## Begin
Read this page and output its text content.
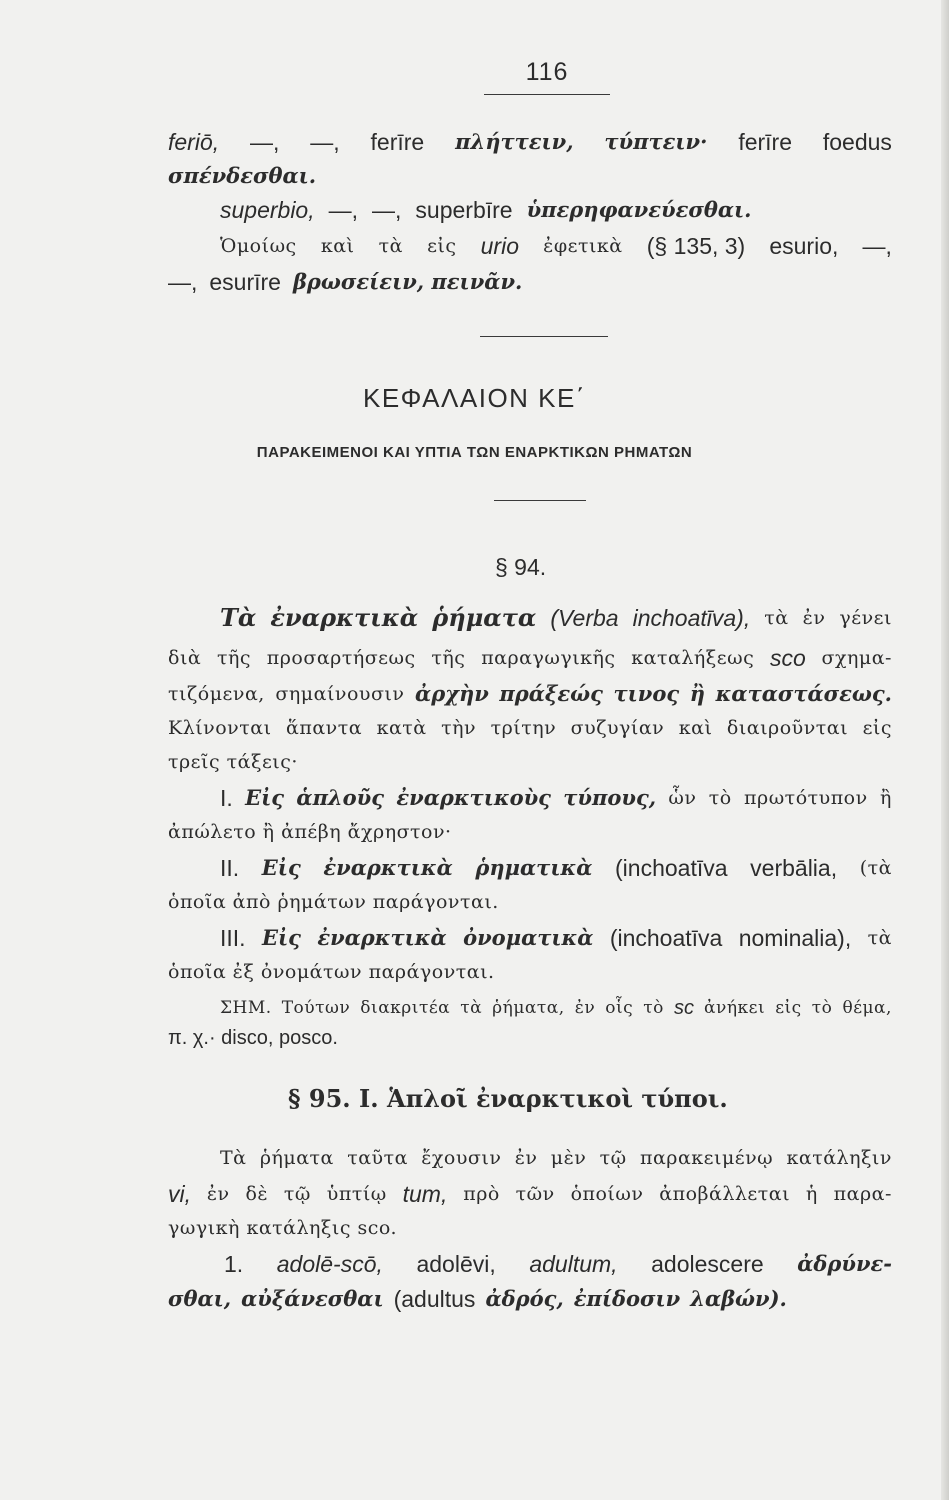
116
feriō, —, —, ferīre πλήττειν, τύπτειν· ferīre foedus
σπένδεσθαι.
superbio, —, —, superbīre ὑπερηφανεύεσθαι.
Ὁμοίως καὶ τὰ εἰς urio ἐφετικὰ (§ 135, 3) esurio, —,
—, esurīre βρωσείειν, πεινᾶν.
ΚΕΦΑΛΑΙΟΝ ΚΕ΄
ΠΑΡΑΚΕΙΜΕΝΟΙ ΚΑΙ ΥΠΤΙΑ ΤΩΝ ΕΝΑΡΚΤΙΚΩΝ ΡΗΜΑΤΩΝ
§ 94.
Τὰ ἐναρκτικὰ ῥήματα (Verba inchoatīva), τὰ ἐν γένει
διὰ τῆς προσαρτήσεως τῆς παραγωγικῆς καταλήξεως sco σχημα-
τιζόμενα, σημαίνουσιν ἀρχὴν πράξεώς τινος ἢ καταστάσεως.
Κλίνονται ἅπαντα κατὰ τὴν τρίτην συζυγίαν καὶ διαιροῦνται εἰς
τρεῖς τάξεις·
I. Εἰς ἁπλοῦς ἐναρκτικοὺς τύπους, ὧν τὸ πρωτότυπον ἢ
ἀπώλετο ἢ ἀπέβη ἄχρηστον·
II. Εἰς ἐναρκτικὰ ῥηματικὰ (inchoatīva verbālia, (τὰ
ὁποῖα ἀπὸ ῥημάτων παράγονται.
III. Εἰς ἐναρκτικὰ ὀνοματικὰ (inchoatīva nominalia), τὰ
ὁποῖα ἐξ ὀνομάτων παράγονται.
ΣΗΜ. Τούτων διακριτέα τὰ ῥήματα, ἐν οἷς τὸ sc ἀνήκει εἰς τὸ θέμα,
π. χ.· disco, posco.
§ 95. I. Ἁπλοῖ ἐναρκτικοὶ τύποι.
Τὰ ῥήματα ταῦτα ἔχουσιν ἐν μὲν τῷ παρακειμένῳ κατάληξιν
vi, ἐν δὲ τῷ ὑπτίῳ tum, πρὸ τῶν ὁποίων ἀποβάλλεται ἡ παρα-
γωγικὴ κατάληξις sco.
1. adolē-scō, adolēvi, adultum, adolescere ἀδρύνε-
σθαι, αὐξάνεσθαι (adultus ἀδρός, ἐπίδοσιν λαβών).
## End
Task to complete: Select every line where the word "ἐναρκτικὰ" occurs.

Solution:
Τὰ ἐναρκτικὰ ῥήματα (Verba inchoatīva), τὰ ἐν γένει
II. Εἰς ἐναρκτικὰ ῥηματικὰ (inchoatīva verbālia, (τὰ
III. Εἰς ἐναρκτικὰ ὀνοματικὰ (inchoatīva nominalia), τὰ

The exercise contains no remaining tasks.